[Dataset entries on figures]
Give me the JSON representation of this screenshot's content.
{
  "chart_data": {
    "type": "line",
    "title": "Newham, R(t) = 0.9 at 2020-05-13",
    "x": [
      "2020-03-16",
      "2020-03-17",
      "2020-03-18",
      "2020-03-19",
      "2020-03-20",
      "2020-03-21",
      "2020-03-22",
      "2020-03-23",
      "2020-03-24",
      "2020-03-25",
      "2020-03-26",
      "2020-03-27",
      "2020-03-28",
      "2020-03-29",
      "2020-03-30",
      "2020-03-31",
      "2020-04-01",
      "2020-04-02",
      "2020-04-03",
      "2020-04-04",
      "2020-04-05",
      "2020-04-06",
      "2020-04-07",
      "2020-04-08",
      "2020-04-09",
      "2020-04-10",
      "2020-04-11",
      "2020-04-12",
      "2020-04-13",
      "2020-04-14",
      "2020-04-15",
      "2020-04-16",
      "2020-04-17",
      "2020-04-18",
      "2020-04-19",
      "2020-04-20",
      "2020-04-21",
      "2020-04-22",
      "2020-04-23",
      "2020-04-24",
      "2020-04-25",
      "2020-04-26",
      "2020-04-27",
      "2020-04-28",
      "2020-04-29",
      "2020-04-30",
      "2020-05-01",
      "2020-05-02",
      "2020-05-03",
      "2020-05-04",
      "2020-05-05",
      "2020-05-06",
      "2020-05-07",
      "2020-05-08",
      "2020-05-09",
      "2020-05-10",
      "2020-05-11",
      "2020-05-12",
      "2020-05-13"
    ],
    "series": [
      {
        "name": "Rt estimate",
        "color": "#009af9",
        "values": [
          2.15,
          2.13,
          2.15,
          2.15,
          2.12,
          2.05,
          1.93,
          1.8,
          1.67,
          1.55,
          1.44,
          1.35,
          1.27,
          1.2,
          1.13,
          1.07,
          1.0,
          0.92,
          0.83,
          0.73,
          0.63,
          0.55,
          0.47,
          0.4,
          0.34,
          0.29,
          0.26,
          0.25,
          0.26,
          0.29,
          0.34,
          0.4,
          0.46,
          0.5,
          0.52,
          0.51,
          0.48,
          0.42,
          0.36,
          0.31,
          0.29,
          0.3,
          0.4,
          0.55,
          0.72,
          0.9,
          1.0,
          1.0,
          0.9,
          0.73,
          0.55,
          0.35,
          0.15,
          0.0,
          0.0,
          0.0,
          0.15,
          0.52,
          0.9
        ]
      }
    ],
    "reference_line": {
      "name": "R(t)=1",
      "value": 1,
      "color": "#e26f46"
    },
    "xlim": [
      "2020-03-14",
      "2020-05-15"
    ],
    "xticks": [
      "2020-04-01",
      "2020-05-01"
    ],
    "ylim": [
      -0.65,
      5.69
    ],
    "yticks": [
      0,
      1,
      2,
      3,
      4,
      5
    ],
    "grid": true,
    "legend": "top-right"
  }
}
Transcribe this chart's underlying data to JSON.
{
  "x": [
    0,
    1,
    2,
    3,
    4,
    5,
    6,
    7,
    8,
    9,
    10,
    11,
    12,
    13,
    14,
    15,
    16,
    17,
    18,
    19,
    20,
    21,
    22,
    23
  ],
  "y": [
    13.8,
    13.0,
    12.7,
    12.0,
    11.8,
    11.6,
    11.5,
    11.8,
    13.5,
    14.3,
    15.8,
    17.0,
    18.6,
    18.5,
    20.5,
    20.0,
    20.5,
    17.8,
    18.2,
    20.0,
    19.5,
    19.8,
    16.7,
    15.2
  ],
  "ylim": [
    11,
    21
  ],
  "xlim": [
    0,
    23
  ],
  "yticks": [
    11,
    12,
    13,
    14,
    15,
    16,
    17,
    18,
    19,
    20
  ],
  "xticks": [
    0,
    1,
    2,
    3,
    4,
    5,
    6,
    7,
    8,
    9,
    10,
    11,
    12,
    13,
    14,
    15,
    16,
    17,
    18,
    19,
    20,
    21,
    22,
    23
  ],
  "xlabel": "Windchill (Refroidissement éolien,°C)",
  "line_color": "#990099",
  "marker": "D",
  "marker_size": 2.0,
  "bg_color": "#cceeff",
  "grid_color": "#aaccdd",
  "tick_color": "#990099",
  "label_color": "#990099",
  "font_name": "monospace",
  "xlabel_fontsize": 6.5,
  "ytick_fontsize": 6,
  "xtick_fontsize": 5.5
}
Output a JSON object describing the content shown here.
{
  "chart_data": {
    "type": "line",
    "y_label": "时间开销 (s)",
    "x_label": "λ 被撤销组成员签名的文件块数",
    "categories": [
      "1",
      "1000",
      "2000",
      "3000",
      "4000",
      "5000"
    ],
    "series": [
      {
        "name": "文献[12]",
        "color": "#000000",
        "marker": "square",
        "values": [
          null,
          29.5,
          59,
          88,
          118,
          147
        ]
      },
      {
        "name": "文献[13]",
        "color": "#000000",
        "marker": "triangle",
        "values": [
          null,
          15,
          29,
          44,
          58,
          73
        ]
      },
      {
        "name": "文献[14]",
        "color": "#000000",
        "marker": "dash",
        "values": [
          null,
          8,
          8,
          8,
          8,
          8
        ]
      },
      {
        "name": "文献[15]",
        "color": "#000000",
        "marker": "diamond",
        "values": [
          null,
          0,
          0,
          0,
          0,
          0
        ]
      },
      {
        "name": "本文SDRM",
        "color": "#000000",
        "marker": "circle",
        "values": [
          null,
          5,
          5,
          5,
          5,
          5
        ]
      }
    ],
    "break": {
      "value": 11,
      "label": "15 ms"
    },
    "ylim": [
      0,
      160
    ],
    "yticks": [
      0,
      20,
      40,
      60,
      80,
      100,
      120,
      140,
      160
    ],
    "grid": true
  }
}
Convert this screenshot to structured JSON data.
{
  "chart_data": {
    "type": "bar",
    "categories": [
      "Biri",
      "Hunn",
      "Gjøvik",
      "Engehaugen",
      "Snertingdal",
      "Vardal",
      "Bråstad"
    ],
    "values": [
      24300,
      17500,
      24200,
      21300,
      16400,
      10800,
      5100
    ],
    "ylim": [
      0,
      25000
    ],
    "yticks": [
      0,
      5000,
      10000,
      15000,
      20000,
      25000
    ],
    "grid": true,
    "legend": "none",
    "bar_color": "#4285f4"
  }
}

● **Problem details**
Repeat the entries shown above, every one, word for word.

● **Answer for the task**
Give me the JSON representation of this screenshot's content.
{
  "chart_data": {
    "type": "line",
    "title": "Newham, R(t) = 0.9 at 2020-05-13",
    "x": [
      "2020-03-16",
      "2020-03-17",
      "2020-03-18",
      "2020-03-19",
      "2020-03-20",
      "2020-03-21",
      "2020-03-22",
      "2020-03-23",
      "2020-03-24",
      "2020-03-25",
      "2020-03-26",
      "2020-03-27",
      "2020-03-28",
      "2020-03-29",
      "2020-03-30",
      "2020-03-31",
      "2020-04-01",
      "2020-04-02",
      "2020-04-03",
      "2020-04-04",
      "2020-04-05",
      "2020-04-06",
      "2020-04-07",
      "2020-04-08",
      "2020-04-09",
      "2020-04-10",
      "2020-04-11",
      "2020-04-12",
      "2020-04-13",
      "2020-04-14",
      "2020-04-15",
      "2020-04-16",
      "2020-04-17",
      "2020-04-18",
      "2020-04-19",
      "2020-04-20",
      "2020-04-21",
      "2020-04-22",
      "2020-04-23",
      "2020-04-24",
      "2020-04-25",
      "2020-04-26",
      "2020-04-27",
      "2020-04-28",
      "2020-04-29",
      "2020-04-30",
      "2020-05-01",
      "2020-05-02",
      "2020-05-03",
      "2020-05-04",
      "2020-05-05",
      "2020-05-06",
      "2020-05-07",
      "2020-05-08",
      "2020-05-09",
      "2020-05-10",
      "2020-05-11",
      "2020-05-12",
      "2020-05-13"
    ],
    "series": [
      {
        "name": "Rt estimate",
        "color": "#009af9",
        "values": [
          2.15,
          2.13,
          2.15,
          2.15,
          2.12,
          2.05,
          1.93,
          1.8,
          1.67,
          1.55,
          1.44,
          1.35,
          1.27,
          1.2,
          1.13,
          1.07,
          1.0,
          0.92,
          0.83,
          0.73,
          0.63,
          0.55,
          0.47,
          0.4,
          0.34,
          0.29,
          0.26,
          0.25,
          0.26,
          0.29,
          0.34,
          0.4,
          0.46,
          0.5,
          0.52,
          0.51,
          0.48,
          0.42,
          0.36,
          0.31,
          0.29,
          0.3,
          0.4,
          0.55,
          0.72,
          0.9,
          1.0,
          1.0,
          0.9,
          0.73,
          0.55,
          0.35,
          0.15,
          0.0,
          0.0,
          0.0,
          0.15,
          0.52,
          0.9
        ]
      }
    ],
    "reference_line": {
      "name": "R(t)=1",
      "value": 1,
      "color": "#e26f46"
    },
    "xlim": [
      "2020-03-14",
      "2020-05-15"
    ],
    "xticks": [
      "2020-04-01",
      "2020-05-01"
    ],
    "ylim": [
      -0.65,
      5.69
    ],
    "yticks": [
      0,
      1,
      2,
      3,
      4,
      5
    ],
    "grid": true,
    "legend": "top-right"
  }
}
Transcribe this chart's underlying data to JSON.
{
  "x": [
    0,
    1,
    2,
    3,
    4,
    5,
    6,
    7,
    8,
    9,
    10,
    11,
    12,
    13,
    14,
    15,
    16,
    17,
    18,
    19,
    20,
    21,
    22,
    23
  ],
  "y": [
    13.8,
    13.0,
    12.7,
    12.0,
    11.8,
    11.6,
    11.5,
    11.8,
    13.5,
    14.3,
    15.8,
    17.0,
    18.6,
    18.5,
    20.5,
    20.0,
    20.5,
    17.8,
    18.2,
    20.0,
    19.5,
    19.8,
    16.7,
    15.2
  ],
  "ylim": [
    11,
    21
  ],
  "xlim": [
    0,
    23
  ],
  "yticks": [
    11,
    12,
    13,
    14,
    15,
    16,
    17,
    18,
    19,
    20
  ],
  "xticks": [
    0,
    1,
    2,
    3,
    4,
    5,
    6,
    7,
    8,
    9,
    10,
    11,
    12,
    13,
    14,
    15,
    16,
    17,
    18,
    19,
    20,
    21,
    22,
    23
  ],
  "xlabel": "Windchill (Refroidissement éolien,°C)",
  "line_color": "#990099",
  "marker": "D",
  "marker_size": 2.0,
  "bg_color": "#cceeff",
  "grid_color": "#aaccdd",
  "tick_color": "#990099",
  "label_color": "#990099",
  "font_name": "monospace",
  "xlabel_fontsize": 6.5,
  "ytick_fontsize": 6,
  "xtick_fontsize": 5.5
}
Output a JSON object describing the content shown here.
{
  "chart_data": {
    "type": "line",
    "y_label": "时间开销 (s)",
    "x_label": "λ 被撤销组成员签名的文件块数",
    "categories": [
      "1",
      "1000",
      "2000",
      "3000",
      "4000",
      "5000"
    ],
    "series": [
      {
        "name": "文献[12]",
        "color": "#000000",
        "marker": "square",
        "values": [
          null,
          29.5,
          59,
          88,
          118,
          147
        ]
      },
      {
        "name": "文献[13]",
        "color": "#000000",
        "marker": "triangle",
        "values": [
          null,
          15,
          29,
          44,
          58,
          73
        ]
      },
      {
        "name": "文献[14]",
        "color": "#000000",
        "marker": "dash",
        "values": [
          null,
          8,
          8,
          8,
          8,
          8
        ]
      },
      {
        "name": "文献[15]",
        "color": "#000000",
        "marker": "diamond",
        "values": [
          null,
          0,
          0,
          0,
          0,
          0
        ]
      },
      {
        "name": "本文SDRM",
        "color": "#000000",
        "marker": "circle",
        "values": [
          null,
          5,
          5,
          5,
          5,
          5
        ]
      }
    ],
    "break": {
      "value": 11,
      "label": "15 ms"
    },
    "ylim": [
      0,
      160
    ],
    "yticks": [
      0,
      20,
      40,
      60,
      80,
      100,
      120,
      140,
      160
    ],
    "grid": true
  }
}
Convert this screenshot to structured JSON data.
{
  "chart_data": {
    "type": "bar",
    "categories": [
      "Biri",
      "Hunn",
      "Gjøvik",
      "Engehaugen",
      "Snertingdal",
      "Vardal",
      "Bråstad"
    ],
    "values": [
      24300,
      17500,
      24200,
      21300,
      16400,
      10800,
      5100
    ],
    "ylim": [
      0,
      25000
    ],
    "yticks": [
      0,
      5000,
      10000,
      15000,
      20000,
      25000
    ],
    "grid": true,
    "legend": "none",
    "bar_color": "#4285f4"
  }
}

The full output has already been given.